> RECORDED INFORMATION
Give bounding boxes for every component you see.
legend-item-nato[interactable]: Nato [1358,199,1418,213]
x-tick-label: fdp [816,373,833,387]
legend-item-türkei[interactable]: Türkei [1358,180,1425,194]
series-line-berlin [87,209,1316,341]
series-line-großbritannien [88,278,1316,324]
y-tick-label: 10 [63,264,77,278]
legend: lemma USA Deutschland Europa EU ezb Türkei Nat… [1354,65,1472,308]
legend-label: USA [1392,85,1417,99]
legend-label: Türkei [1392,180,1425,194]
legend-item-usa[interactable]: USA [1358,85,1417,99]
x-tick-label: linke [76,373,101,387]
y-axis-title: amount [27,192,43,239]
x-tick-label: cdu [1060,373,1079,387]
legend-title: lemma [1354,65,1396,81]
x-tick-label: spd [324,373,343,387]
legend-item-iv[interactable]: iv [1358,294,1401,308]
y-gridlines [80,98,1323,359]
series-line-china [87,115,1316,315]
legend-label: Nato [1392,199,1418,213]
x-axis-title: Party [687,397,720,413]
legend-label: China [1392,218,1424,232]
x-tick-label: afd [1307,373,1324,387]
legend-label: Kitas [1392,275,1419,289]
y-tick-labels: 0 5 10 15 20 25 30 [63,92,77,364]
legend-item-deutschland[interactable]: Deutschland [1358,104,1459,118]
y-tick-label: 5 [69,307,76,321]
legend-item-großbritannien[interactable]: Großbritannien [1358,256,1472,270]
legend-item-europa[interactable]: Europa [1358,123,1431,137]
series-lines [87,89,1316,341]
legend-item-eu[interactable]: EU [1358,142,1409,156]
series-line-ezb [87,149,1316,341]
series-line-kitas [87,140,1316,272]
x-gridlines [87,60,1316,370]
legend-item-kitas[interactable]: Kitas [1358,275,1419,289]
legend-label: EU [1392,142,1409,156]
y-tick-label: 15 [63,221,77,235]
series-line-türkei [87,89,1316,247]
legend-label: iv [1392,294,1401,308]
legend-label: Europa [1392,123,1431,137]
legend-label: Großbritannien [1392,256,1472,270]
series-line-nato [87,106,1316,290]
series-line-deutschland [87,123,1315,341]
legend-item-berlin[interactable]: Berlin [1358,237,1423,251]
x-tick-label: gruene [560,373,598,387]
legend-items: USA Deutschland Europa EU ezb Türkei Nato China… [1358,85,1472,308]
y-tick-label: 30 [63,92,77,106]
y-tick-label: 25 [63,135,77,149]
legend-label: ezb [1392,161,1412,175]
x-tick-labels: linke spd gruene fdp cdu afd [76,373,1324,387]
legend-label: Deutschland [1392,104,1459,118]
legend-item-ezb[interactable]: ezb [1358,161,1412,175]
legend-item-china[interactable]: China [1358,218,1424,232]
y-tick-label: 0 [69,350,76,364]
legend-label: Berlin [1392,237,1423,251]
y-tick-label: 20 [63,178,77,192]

> THE EXERCISE
Copy the listing above word for word, every line of it.

> THE ANSWER
Give bounding boxes for every component you see.
legend-item-nato[interactable]: Nato [1358,199,1418,213]
x-tick-label: fdp [816,373,833,387]
legend-item-türkei[interactable]: Türkei [1358,180,1425,194]
series-line-berlin [87,209,1316,341]
series-line-großbritannien [88,278,1316,324]
y-tick-label: 10 [63,264,77,278]
legend: lemma USA Deutschland Europa EU ezb Türkei Nat… [1354,65,1472,308]
legend-label: USA [1392,85,1417,99]
legend-label: Türkei [1392,180,1425,194]
legend-item-usa[interactable]: USA [1358,85,1417,99]
x-tick-label: linke [76,373,101,387]
y-axis-title: amount [27,192,43,239]
x-tick-label: cdu [1060,373,1079,387]
legend-title: lemma [1354,65,1396,81]
x-tick-label: spd [324,373,343,387]
legend-item-iv[interactable]: iv [1358,294,1401,308]
y-gridlines [80,98,1323,359]
series-line-china [87,115,1316,315]
legend-label: Nato [1392,199,1418,213]
x-axis-title: Party [687,397,720,413]
legend-label: China [1392,218,1424,232]
x-tick-label: afd [1307,373,1324,387]
legend-label: Kitas [1392,275,1419,289]
y-tick-labels: 0 5 10 15 20 25 30 [63,92,77,364]
legend-item-deutschland[interactable]: Deutschland [1358,104,1459,118]
y-tick-label: 5 [69,307,76,321]
legend-item-großbritannien[interactable]: Großbritannien [1358,256,1472,270]
legend-item-europa[interactable]: Europa [1358,123,1431,137]
series-lines [87,89,1316,341]
legend-item-eu[interactable]: EU [1358,142,1409,156]
series-line-ezb [87,149,1316,341]
series-line-kitas [87,140,1316,272]
x-gridlines [87,60,1316,370]
legend-item-kitas[interactable]: Kitas [1358,275,1419,289]
legend-label: EU [1392,142,1409,156]
y-tick-label: 15 [63,221,77,235]
series-line-türkei [87,89,1316,247]
legend-label: iv [1392,294,1401,308]
legend-label: Europa [1392,123,1431,137]
legend-label: Großbritannien [1392,256,1472,270]
series-line-nato [87,106,1316,290]
series-line-deutschland [87,123,1315,341]
legend-item-berlin[interactable]: Berlin [1358,237,1423,251]
x-tick-label: gruene [560,373,598,387]
legend-items: USA Deutschland Europa EU ezb Türkei Nato China… [1358,85,1472,308]
y-tick-label: 30 [63,92,77,106]
y-tick-label: 25 [63,135,77,149]
legend-label: ezb [1392,161,1412,175]
x-tick-labels: linke spd gruene fdp cdu afd [76,373,1324,387]
legend-label: Deutschland [1392,104,1459,118]
legend-item-ezb[interactable]: ezb [1358,161,1412,175]
legend-item-china[interactable]: China [1358,218,1424,232]
y-tick-label: 0 [69,350,76,364]
legend-label: Berlin [1392,237,1423,251]
y-tick-label: 20 [63,178,77,192]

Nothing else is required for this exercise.